*DIRECTION A*
Repeat word for word the stretch of the passage on the 43 Group from "Morris Beckman, another" through "consider their achievements.".
*DIRECTION B*
Say whether each statement agrees with the passage on the 43 Group, answering yes or no and quoting the deciding words: (i) Oswald Mosley was released from internment in 1946. (ii) Tommy Gould won the Military Medal at Arnhem. (iii) By 1947 the group had more than 1,000 members.
*DIRECTION C*
Resume the passage on the 43 Group after its last sentence.

*PASSAGE GIVEN*
= = = = =

Oswald Mosley, whose British Union of Fascists preached anti-Semitism before the war, was released from internment in 1946. His Blackshirts, dressed like Nazi stormtroopers, were revived. Jewish houses were daubed with the letters PJ – Perish Judah. Jews were beaten and taunted in the streets: “Not enough Jews were burned in Belsen.” Something had to be done.
In April 1946, 43 men and women – war heroes including Gerry Flamberg, who won the Military Medal at Arnhem, and Tommy Gould, a submariner who won the Victoria Cross – formed the 43 Group.
Morris Beckman, another founder member, now 88, explained. “The authorities were doing nothing; we were seeing newsreels of Auschwitz. We decided that as trained troops we would ‘out-fascist the fascists’.”
Last week, around 40 of the surviving street-fighters who fought British fascism to a standstill in a five-year guerrilla war held a last reunion to consider their achievements.
At a Jewish cultural centre in west London they displayed memorabilia, including Mosley’s prized personal standard and some of the graffiti that appeared on synagogues.
Mr Beckman recalled bloody battles in Ridley Road market, in what was then a Jewish area of Hackney, in east London. Mosley would stand on a van, nicknamed “the Elephant” because of its two massive ear-like loudspeakers, and stir up crowds with talk of the “alien” menace. “We would salt the crowd with groups who would fight among themselves, the police would be diverted and two wedges of commandos, the tough guys – ex-marines, guards and paras – would make for the platform and overturn it.”
By 1947 the group had more than 1,000 members: mainly in London, but also in Manchester, Birmingham, and Newcastle.

= = = = =

*DATA SECTION*
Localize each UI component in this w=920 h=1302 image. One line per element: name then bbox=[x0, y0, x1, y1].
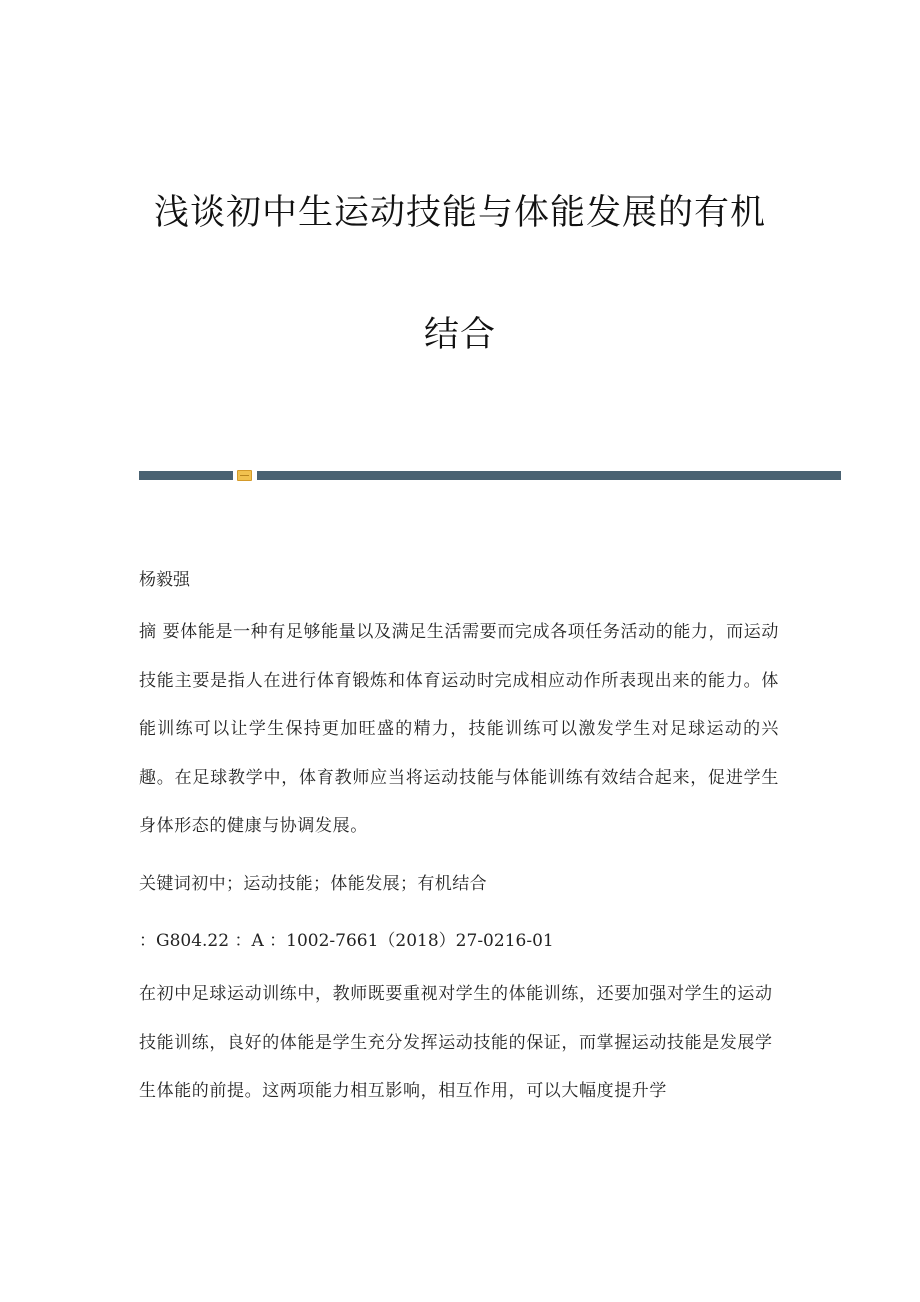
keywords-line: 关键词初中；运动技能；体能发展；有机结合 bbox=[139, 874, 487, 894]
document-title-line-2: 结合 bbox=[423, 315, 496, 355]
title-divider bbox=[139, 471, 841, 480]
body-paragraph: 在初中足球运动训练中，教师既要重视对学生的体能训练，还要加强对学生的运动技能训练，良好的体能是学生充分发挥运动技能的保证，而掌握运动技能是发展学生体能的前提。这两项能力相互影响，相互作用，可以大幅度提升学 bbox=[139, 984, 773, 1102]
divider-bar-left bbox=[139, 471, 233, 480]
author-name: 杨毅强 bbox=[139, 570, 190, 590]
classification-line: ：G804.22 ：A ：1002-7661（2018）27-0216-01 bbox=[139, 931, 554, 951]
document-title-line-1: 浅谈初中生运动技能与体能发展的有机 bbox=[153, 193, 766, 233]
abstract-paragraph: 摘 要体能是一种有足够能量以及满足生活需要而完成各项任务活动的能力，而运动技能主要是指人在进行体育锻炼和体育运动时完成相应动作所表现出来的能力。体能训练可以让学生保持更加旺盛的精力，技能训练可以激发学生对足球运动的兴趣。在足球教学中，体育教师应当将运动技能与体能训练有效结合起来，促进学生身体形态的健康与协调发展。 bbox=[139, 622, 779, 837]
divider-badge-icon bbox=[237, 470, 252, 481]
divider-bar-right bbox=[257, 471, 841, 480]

= = = = =

*EXPECTED ANSWER A*
Morris Beckman, another founder member, now 88, explained. “The authorities were doing nothing; we were seeing newsreels of Auschwitz. We decided that as trained troops we would ‘out-fascist the fascists’.”
Last week, around 40 of the surviving street-fighters who fought British fascism to a standstill in a five-year guerrilla war held a last reunion to consider their achievements.

*EXPECTED ANSWER B*
(i) Yes: "was released from internment in 1946."
(ii) No: "Tommy Gould, a submariner who won the Victoria Cross."
(iii) Yes: "By 1947 the group had more than 1,000 members."

*EXPECTED ANSWER C*
Maurice Podrow, 81, who was still in the RAF when he joined the group, admitted that at the time he was “very violent”. “At a meeting at Hyde Park Corner we couldn’t get at Mosley, so we picked on this big South African, one of his right-hand men,” he said. “I was pictured on the front of the Daily Mail punching him. My wing commander wasn’t very pleased.”
He wore a Polish army belt with a thick brass buckle “sharpened so it was a four-sided blade”. Knuckledusters, coshes, steel-capped boots and knives were used on both sides. The Blackshirts threw potatoes studded with razor blades.
Prominent Jews such as the boxing promoter Jack Solomons, who could not be seen to support street-fighting, sent donations. Every month the comedian Bud Flanagan sent a cheque for £30. Mr Beckman added that the actor Sydney Tafler helped the cause by mimicking Mosley’s hate rhetoric on a recording played to a group of Jewish businessmen. “They reached for their chequebooks, some of them donating £1,000.”
The group even considered kidnapping Mosley, stripping him and dumping him in Piccadilly Circus. Some non-Jewish supporters helped by infiltrating Mosley’s headquarters so the group knew in advance of his next meetings. Mr Beckman estimates that hundreds of meetings were broken up as a result. With support for Mosley dwindling, the 43 Group was disbanded in 1950.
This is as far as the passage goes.